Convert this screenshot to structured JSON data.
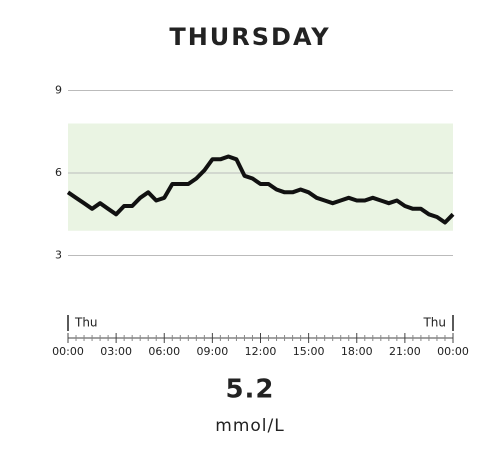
{
  "chart_data": {
    "type": "line",
    "title": "THURSDAY",
    "x": [
      0,
      0.5,
      1,
      1.5,
      2,
      2.5,
      3,
      3.5,
      4,
      4.5,
      5,
      5.5,
      6,
      6.5,
      7,
      7.5,
      8,
      8.5,
      9,
      9.5,
      10,
      10.5,
      11,
      11.5,
      12,
      12.5,
      13,
      13.5,
      14,
      14.5,
      15,
      15.5,
      16,
      16.5,
      17,
      17.5,
      18,
      18.5,
      19,
      19.5,
      20,
      20.5,
      21,
      21.5,
      22,
      22.5,
      23,
      23.5,
      24
    ],
    "series": [
      {
        "color": "#111111",
        "values": [
          5.3,
          5.1,
          4.9,
          4.7,
          4.9,
          4.7,
          4.5,
          4.8,
          4.8,
          5.1,
          5.3,
          5.0,
          5.1,
          5.6,
          5.6,
          5.6,
          5.8,
          6.1,
          6.5,
          6.5,
          6.6,
          6.5,
          5.9,
          5.8,
          5.6,
          5.6,
          5.4,
          5.3,
          5.3,
          5.4,
          5.3,
          5.1,
          5.0,
          4.9,
          5.0,
          5.1,
          5.0,
          5.0,
          5.1,
          5.0,
          4.9,
          5.0,
          4.8,
          4.7,
          4.7,
          4.5,
          4.4,
          4.2,
          4.5
        ]
      }
    ],
    "xlim": [
      0,
      24
    ],
    "xticks": [
      {
        "value": 0,
        "label": "00:00"
      },
      {
        "value": 3,
        "label": "03:00"
      },
      {
        "value": 6,
        "label": "06:00"
      },
      {
        "value": 9,
        "label": "09:00"
      },
      {
        "value": 12,
        "label": "12:00"
      },
      {
        "value": 15,
        "label": "15:00"
      },
      {
        "value": 18,
        "label": "18:00"
      },
      {
        "value": 21,
        "label": "21:00"
      },
      {
        "value": 24,
        "label": "00:00"
      }
    ],
    "ylim": [
      0,
      9
    ],
    "yticks": [
      3,
      6,
      9
    ],
    "grid": true,
    "target_range": {
      "low": 3.9,
      "high": 7.8,
      "color": "#eaf4e3"
    },
    "day_markers": [
      {
        "x": 0,
        "label": "Thu"
      },
      {
        "x": 24,
        "label": "Thu"
      }
    ],
    "current_value": 5.2,
    "unit": "mmol/L"
  }
}
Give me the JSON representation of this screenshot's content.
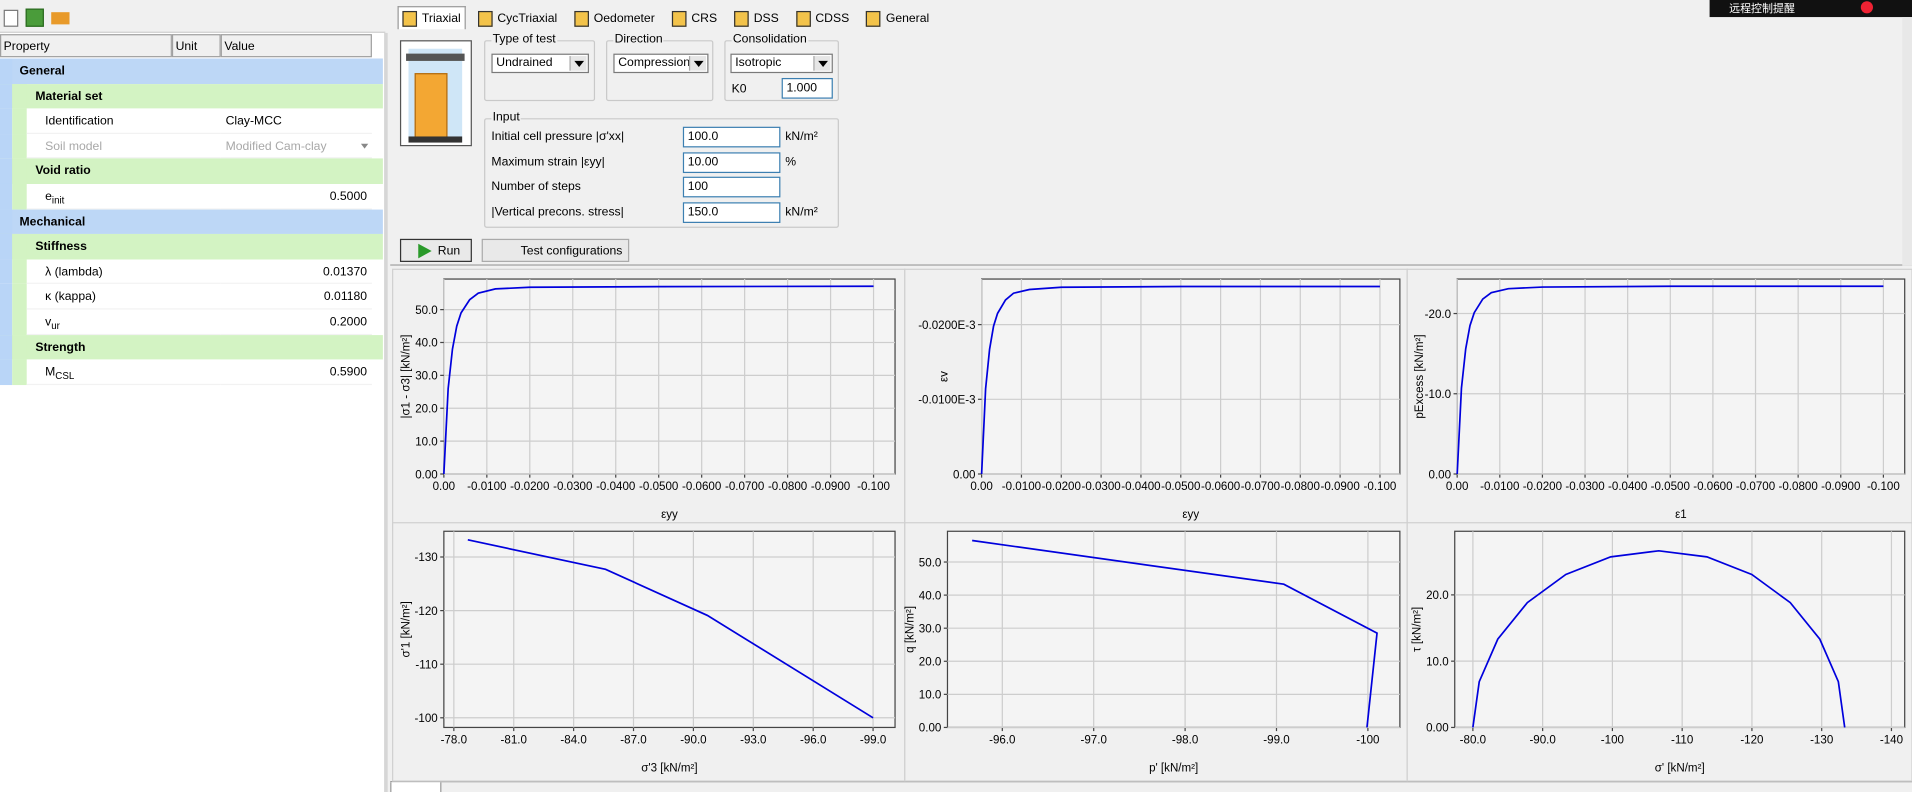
{
  "notification": "远程控制提醒",
  "property_grid": {
    "headers": [
      "Property",
      "Unit",
      "Value"
    ],
    "sections": [
      {
        "title": "General",
        "subsections": [
          {
            "title": "Material set",
            "rows": [
              {
                "property": "Identification",
                "value": "Clay-MCC"
              },
              {
                "property": "Soil model",
                "value": "Modified Cam-clay",
                "disabled": true
              }
            ]
          },
          {
            "title": "Void ratio",
            "rows": [
              {
                "property": "e",
                "sub": "init",
                "value": "0.5000"
              }
            ]
          }
        ]
      },
      {
        "title": "Mechanical",
        "subsections": [
          {
            "title": "Stiffness",
            "rows": [
              {
                "property": "λ (lambda)",
                "value": "0.01370"
              },
              {
                "property": "κ (kappa)",
                "value": "0.01180"
              },
              {
                "property": "v",
                "sub": "ur",
                "value": "0.2000"
              }
            ]
          },
          {
            "title": "Strength",
            "rows": [
              {
                "property": "M",
                "sub": "CSL",
                "value": "0.5900"
              }
            ]
          }
        ]
      }
    ]
  },
  "tabs": [
    "Triaxial",
    "CycTriaxial",
    "Oedometer",
    "CRS",
    "DSS",
    "CDSS",
    "General"
  ],
  "active_tab": 0,
  "type_of_test": {
    "label": "Type of test",
    "value": "Undrained"
  },
  "direction": {
    "label": "Direction",
    "value": "Compression"
  },
  "consolidation": {
    "label": "Consolidation",
    "value": "Isotropic",
    "k0_label": "K0",
    "k0": "1.000"
  },
  "input": {
    "title": "Input",
    "rows": [
      {
        "label": "Initial cell pressure |σ'xx|",
        "value": "100.0",
        "unit": "kN/m²"
      },
      {
        "label": "Maximum strain |εyy|",
        "value": "10.00",
        "unit": "%"
      },
      {
        "label": "Number of steps",
        "value": "100"
      },
      {
        "label": "|Vertical precons. stress|",
        "value": "150.0",
        "unit": "kN/m²"
      }
    ]
  },
  "buttons": {
    "run": "Run",
    "test_configurations": "Test configurations"
  },
  "chart_data": [
    {
      "type": "line",
      "xlabel": "εyy",
      "ylabel": "|σ1 - σ3| [kN/m²]",
      "grid": true,
      "x": [
        0,
        -0.001,
        -0.002,
        -0.003,
        -0.004,
        -0.006,
        -0.008,
        -0.012,
        -0.02,
        -0.05,
        -0.1
      ],
      "series": [
        {
          "color": "#0000dd",
          "values": [
            0,
            26,
            38,
            45,
            49,
            53,
            55,
            56.3,
            56.8,
            57,
            57.1
          ]
        }
      ],
      "xlim": [
        0,
        -0.105
      ],
      "ylim": [
        0,
        59.3
      ],
      "xticks": [
        {
          "value": 0,
          "label": "0.00"
        },
        {
          "value": -0.01,
          "label": "-0.0100"
        },
        {
          "value": -0.02,
          "label": "-0.0200"
        },
        {
          "value": -0.03,
          "label": "-0.0300"
        },
        {
          "value": -0.04,
          "label": "-0.0400"
        },
        {
          "value": -0.05,
          "label": "-0.0500"
        },
        {
          "value": -0.06,
          "label": "-0.0600"
        },
        {
          "value": -0.07,
          "label": "-0.0700"
        },
        {
          "value": -0.08,
          "label": "-0.0800"
        },
        {
          "value": -0.09,
          "label": "-0.0900"
        },
        {
          "value": -0.1,
          "label": "-0.100"
        }
      ],
      "yticks": [
        {
          "value": 0,
          "label": "0.00"
        },
        {
          "value": 10,
          "label": "10.0"
        },
        {
          "value": 20,
          "label": "20.0"
        },
        {
          "value": 30,
          "label": "30.0"
        },
        {
          "value": 40,
          "label": "40.0"
        },
        {
          "value": 50,
          "label": "50.0"
        }
      ]
    },
    {
      "type": "line",
      "xlabel": "εyy",
      "ylabel": "εv",
      "grid": true,
      "x": [
        0,
        -0.001,
        -0.002,
        -0.003,
        -0.004,
        -0.006,
        -0.008,
        -0.012,
        -0.02,
        -0.05,
        -0.1
      ],
      "series": [
        {
          "color": "#0000dd",
          "values": [
            0,
            -1.14e-05,
            -1.67e-05,
            -1.98e-05,
            -2.15e-05,
            -2.33e-05,
            -2.42e-05,
            -2.47e-05,
            -2.5e-05,
            -2.51e-05,
            -2.51e-05
          ]
        }
      ],
      "xlim": [
        0,
        -0.105
      ],
      "ylim": [
        0,
        -2.61e-05
      ],
      "xticks": [
        {
          "value": 0,
          "label": "0.00"
        },
        {
          "value": -0.01,
          "label": "-0.0100"
        },
        {
          "value": -0.02,
          "label": "-0.0200"
        },
        {
          "value": -0.03,
          "label": "-0.0300"
        },
        {
          "value": -0.04,
          "label": "-0.0400"
        },
        {
          "value": -0.05,
          "label": "-0.0500"
        },
        {
          "value": -0.06,
          "label": "-0.0600"
        },
        {
          "value": -0.07,
          "label": "-0.0700"
        },
        {
          "value": -0.08,
          "label": "-0.0800"
        },
        {
          "value": -0.09,
          "label": "-0.0900"
        },
        {
          "value": -0.1,
          "label": "-0.100"
        }
      ],
      "yticks": [
        {
          "value": 0,
          "label": "0.00"
        },
        {
          "value": -1e-05,
          "label": "-0.0100E-3"
        },
        {
          "value": -2e-05,
          "label": "-0.0200E-3"
        }
      ]
    },
    {
      "type": "line",
      "xlabel": "ε1",
      "ylabel": "pExcess [kN/m²]",
      "grid": true,
      "x": [
        0,
        -0.001,
        -0.002,
        -0.003,
        -0.004,
        -0.006,
        -0.008,
        -0.012,
        -0.02,
        -0.05,
        -0.1
      ],
      "series": [
        {
          "color": "#0000dd",
          "values": [
            0,
            -10.7,
            -15.6,
            -18.5,
            -20.1,
            -21.8,
            -22.6,
            -23.1,
            -23.3,
            -23.4,
            -23.4
          ]
        }
      ],
      "xlim": [
        0,
        -0.105
      ],
      "ylim": [
        0,
        -24.3
      ],
      "xticks": [
        {
          "value": 0,
          "label": "0.00"
        },
        {
          "value": -0.01,
          "label": "-0.0100"
        },
        {
          "value": -0.02,
          "label": "-0.0200"
        },
        {
          "value": -0.03,
          "label": "-0.0300"
        },
        {
          "value": -0.04,
          "label": "-0.0400"
        },
        {
          "value": -0.05,
          "label": "-0.0500"
        },
        {
          "value": -0.06,
          "label": "-0.0600"
        },
        {
          "value": -0.07,
          "label": "-0.0700"
        },
        {
          "value": -0.08,
          "label": "-0.0800"
        },
        {
          "value": -0.09,
          "label": "-0.0900"
        },
        {
          "value": -0.1,
          "label": "-0.100"
        }
      ],
      "yticks": [
        {
          "value": 0,
          "label": "0.00"
        },
        {
          "value": -10,
          "label": "-10.0"
        },
        {
          "value": -20,
          "label": "-20.0"
        }
      ]
    },
    {
      "type": "line",
      "xlabel": "σ'3 [kN/m²]",
      "ylabel": "σ'1 [kN/m²]",
      "grid": true,
      "x": [
        -78.7,
        -85.6,
        -90.7,
        -99.0
      ],
      "series": [
        {
          "color": "#0000dd",
          "values": [
            -133.2,
            -127.7,
            -119.1,
            -100.0
          ]
        }
      ],
      "xlim": [
        -77.5,
        -100.1
      ],
      "ylim": [
        -98.2,
        -134.8
      ],
      "xticks": [
        {
          "value": -78,
          "label": "-78.0"
        },
        {
          "value": -81,
          "label": "-81.0"
        },
        {
          "value": -84,
          "label": "-84.0"
        },
        {
          "value": -87,
          "label": "-87.0"
        },
        {
          "value": -90,
          "label": "-90.0"
        },
        {
          "value": -93,
          "label": "-93.0"
        },
        {
          "value": -96,
          "label": "-96.0"
        },
        {
          "value": -99,
          "label": "-99.0"
        }
      ],
      "yticks": [
        -130,
        -120,
        -110,
        -100
      ]
    },
    {
      "type": "line",
      "xlabel": "p' [kN/m²]",
      "ylabel": "q [kN/m²]",
      "grid": true,
      "x": [
        -95.67,
        -99.08,
        -100.1,
        -99.99
      ],
      "series": [
        {
          "color": "#0000dd",
          "values": [
            56.5,
            43.3,
            28.5,
            0
          ]
        }
      ],
      "xlim": [
        -95.4,
        -100.35
      ],
      "ylim": [
        0,
        59.3
      ],
      "xticks": [
        {
          "value": -96,
          "label": "-96.0"
        },
        {
          "value": -97,
          "label": "-97.0"
        },
        {
          "value": -98,
          "label": "-98.0"
        },
        {
          "value": -99,
          "label": "-99.0"
        },
        -100
      ],
      "yticks": [
        {
          "value": 0,
          "label": "0.00"
        },
        {
          "value": 10,
          "label": "10.0"
        },
        {
          "value": 20,
          "label": "20.0"
        },
        {
          "value": 30,
          "label": "30.0"
        },
        {
          "value": 40,
          "label": "40.0"
        },
        {
          "value": 50,
          "label": "50.0"
        }
      ]
    },
    {
      "type": "line",
      "xlabel": "σ' [kN/m²]",
      "ylabel": "τ [kN/m²]",
      "grid": true,
      "x": [
        -80.0,
        -80.91,
        -83.57,
        -87.81,
        -93.32,
        -99.75,
        -106.65,
        -113.55,
        -119.98,
        -125.49,
        -129.73,
        -132.39,
        -133.3
      ],
      "series": [
        {
          "color": "#0000dd",
          "values": [
            0,
            6.9,
            13.33,
            18.84,
            23.08,
            25.74,
            26.65,
            25.74,
            23.08,
            18.84,
            13.33,
            6.9,
            0
          ]
        }
      ],
      "xlim": [
        -77.4,
        -141.9
      ],
      "ylim": [
        0,
        29.6
      ],
      "xticks": [
        {
          "value": -80,
          "label": "-80.0"
        },
        {
          "value": -90,
          "label": "-90.0"
        },
        -100,
        -110,
        -120,
        -130,
        -140
      ],
      "yticks": [
        {
          "value": 0,
          "label": "0.00"
        },
        {
          "value": 10,
          "label": "10.0"
        },
        {
          "value": 20,
          "label": "20.0"
        }
      ]
    }
  ]
}
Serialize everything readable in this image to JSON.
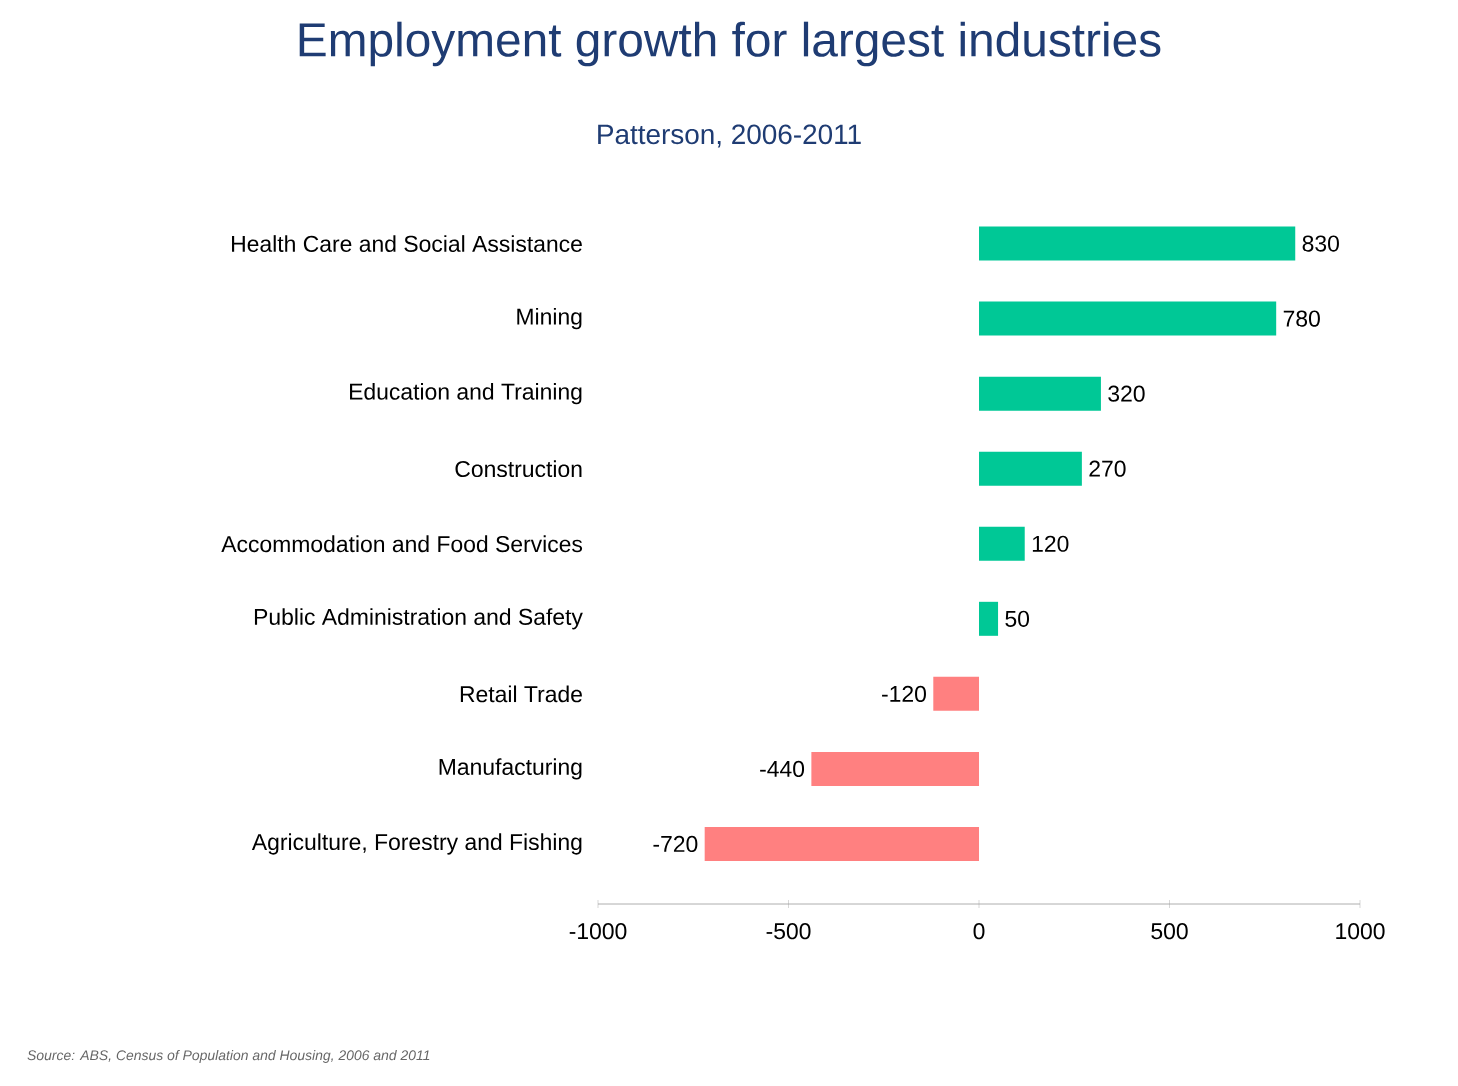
{
  "chart_data": {
    "type": "bar",
    "orientation": "horizontal",
    "title": "Employment growth for largest industries",
    "subtitle": "Patterson, 2006-2011",
    "categories": [
      "Health Care and Social Assistance",
      "Mining",
      "Education and Training",
      "Construction",
      "Accommodation and Food Services",
      "Public Administration and Safety",
      "Retail Trade",
      "Manufacturing",
      "Agriculture, Forestry and Fishing"
    ],
    "values": [
      830,
      780,
      320,
      270,
      120,
      50,
      -120,
      -440,
      -720
    ],
    "colors": [
      "#00c896",
      "#00c896",
      "#00c896",
      "#00c896",
      "#00c896",
      "#00c896",
      "#ff8080",
      "#ff8080",
      "#ff8080"
    ],
    "data_labels": true,
    "xlim": [
      -1000,
      1000
    ],
    "xticks": [
      -1000,
      -500,
      0,
      500,
      1000
    ],
    "grid": false,
    "annotations": [
      "Source:  ABS, Census of Population and Housing, 2006 and 2011"
    ]
  }
}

§ **Requirements**:
Filter the records above for lines containing the word "screenshot", and copy those lines.

§ **Exercise result**:
Convert this screenshot to structured JSON data.
Give me the JSON representation of this screenshot's content.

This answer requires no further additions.